==== 本文抜粋 ====
![](https://hohoemashi.com/wp-content/uploads/2020/03/%E3%82%8F%E3%81%8A%E3%81%84%E3%81%A1%E3%82%8D%E3%81%86%E3%82%A2%E3%83%83%E3%83%97-1-150x150.jpg)
今日はサ行変格活用について学びましょう。
動詞の【活用の種類】は全部で9つです。
9回に分けて話しますが、最初はいつも「接続」の話をします。
![](https://hohoemashi.com/wp-content/uploads/2023/02/326456729_753322976082318_4295573675789614280_n-150x150.jpg)
活用形は、「それ自体」を暗記するより先に、たとえば「ず」の直前は「未然形」になる、といった「接続」を覚えたほうがいいです。
主な接続の関係
未然形につく
ず・む・むず・る・らる・す・さす(助動詞)
連用形につく
たり・けり・き(助動詞)
て(接続助詞)
用言(補助動詞など)
終止形につく
と・とて(引用をうける助詞)
句点
連体形につく
体言(とき・ところ・こと)
を・に・が(接続助詞)
已然形につく
ど・ども(接続助詞)
命令形につく
と・とて(引用をうける助詞)
句点
![](https://hohoemashi.com/wp-content/uploads/2020/03/%E3%82%8F%E3%81%8A%E3%81%84%E3%81%A1%E3%82%8D%E3%81%86%E3%82%A2%E3%83%83%E3%83%97-1-150x150.jpg)
上に示した「接続の関係」は、早い段階で覚えてしまったほうがよいです。
各種の「活用表」を覚えるよりも、先にこちらを覚えてしまいましょう。
「べし」は終止形(ラ変は連体形)につくなど、他にもいろいろありますが、まずは上に示したものを優先して覚えましょう。
![](https://hohoemashi.com/wp-content/uploads/2020/03/%E3%81%86%E3%81%95%E3%81%8A%E3%82%A2%E3%83%83%E3%83%97-150x150.jpg)
ということは、動詞「す」の下に「ず」があるときは、「せず」になるから、「す」の未然形は「せ」ということになるんだな。
==== データ抜粋 ====
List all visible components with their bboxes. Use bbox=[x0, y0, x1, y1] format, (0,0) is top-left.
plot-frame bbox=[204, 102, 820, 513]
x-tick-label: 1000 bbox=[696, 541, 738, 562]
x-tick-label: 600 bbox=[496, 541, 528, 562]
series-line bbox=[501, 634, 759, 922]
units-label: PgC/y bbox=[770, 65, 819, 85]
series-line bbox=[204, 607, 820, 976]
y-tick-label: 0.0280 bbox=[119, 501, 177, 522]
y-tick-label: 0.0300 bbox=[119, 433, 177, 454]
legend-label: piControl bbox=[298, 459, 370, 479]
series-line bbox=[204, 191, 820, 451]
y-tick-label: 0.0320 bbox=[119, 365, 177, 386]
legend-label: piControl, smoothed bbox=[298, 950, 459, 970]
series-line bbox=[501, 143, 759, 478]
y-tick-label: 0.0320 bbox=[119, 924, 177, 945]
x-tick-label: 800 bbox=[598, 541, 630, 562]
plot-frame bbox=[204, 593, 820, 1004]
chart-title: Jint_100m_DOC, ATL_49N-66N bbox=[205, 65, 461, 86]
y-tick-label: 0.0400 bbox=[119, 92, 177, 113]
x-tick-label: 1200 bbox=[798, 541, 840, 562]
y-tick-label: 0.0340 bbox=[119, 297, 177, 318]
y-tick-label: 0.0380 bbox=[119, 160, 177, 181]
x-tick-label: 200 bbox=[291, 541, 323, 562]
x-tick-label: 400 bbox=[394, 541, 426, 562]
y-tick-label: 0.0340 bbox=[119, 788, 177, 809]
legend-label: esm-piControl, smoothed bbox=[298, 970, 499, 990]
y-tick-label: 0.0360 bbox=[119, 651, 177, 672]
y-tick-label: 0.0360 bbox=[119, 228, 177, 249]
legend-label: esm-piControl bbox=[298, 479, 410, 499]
====
__取り組む課題__.
A – 本文によると、動詞「す」の未然形が「せ」だと言えるのはなぜですか。一～三文で説明してください。
B – 本文のうち、「各種の「活用表」を覚えるよりも、先にこちらを覚えてしまいましょう。」から始まり「せ」ということになるんだな。」で終わる部分を、一字一句そのまま書き写してください。
C – 本文によると、動詞の活用の種類は全部でいくつありますか。
データの行はここでは使いません。

__解答例__.
A – 「ず」は未然形につく助動詞だからです。動詞「す」の下に「ず」があるときは「せず」になるので、「す」の未然形は「せ」ということになります。

B –
各種の「活用表」を覚えるよりも、先にこちらを覚えてしまいましょう。
「べし」は終止形(ラ変は連体形)につくなど、他にもいろいろありますが、まずは上に示したものを優先して覚えましょう。
![](https://hohoemashi.com/wp-content/uploads/2020/03/%E3%81%86%E3%81%95%E3%81%8A%E3%82%A2%E3%83%83%E3%83%97-150x150.jpg)
ということは、動詞「す」の下に「ず」があるときは、「せず」になるから、「す」の未然形は「せ」ということになるんだな。

C – 全部で9つです。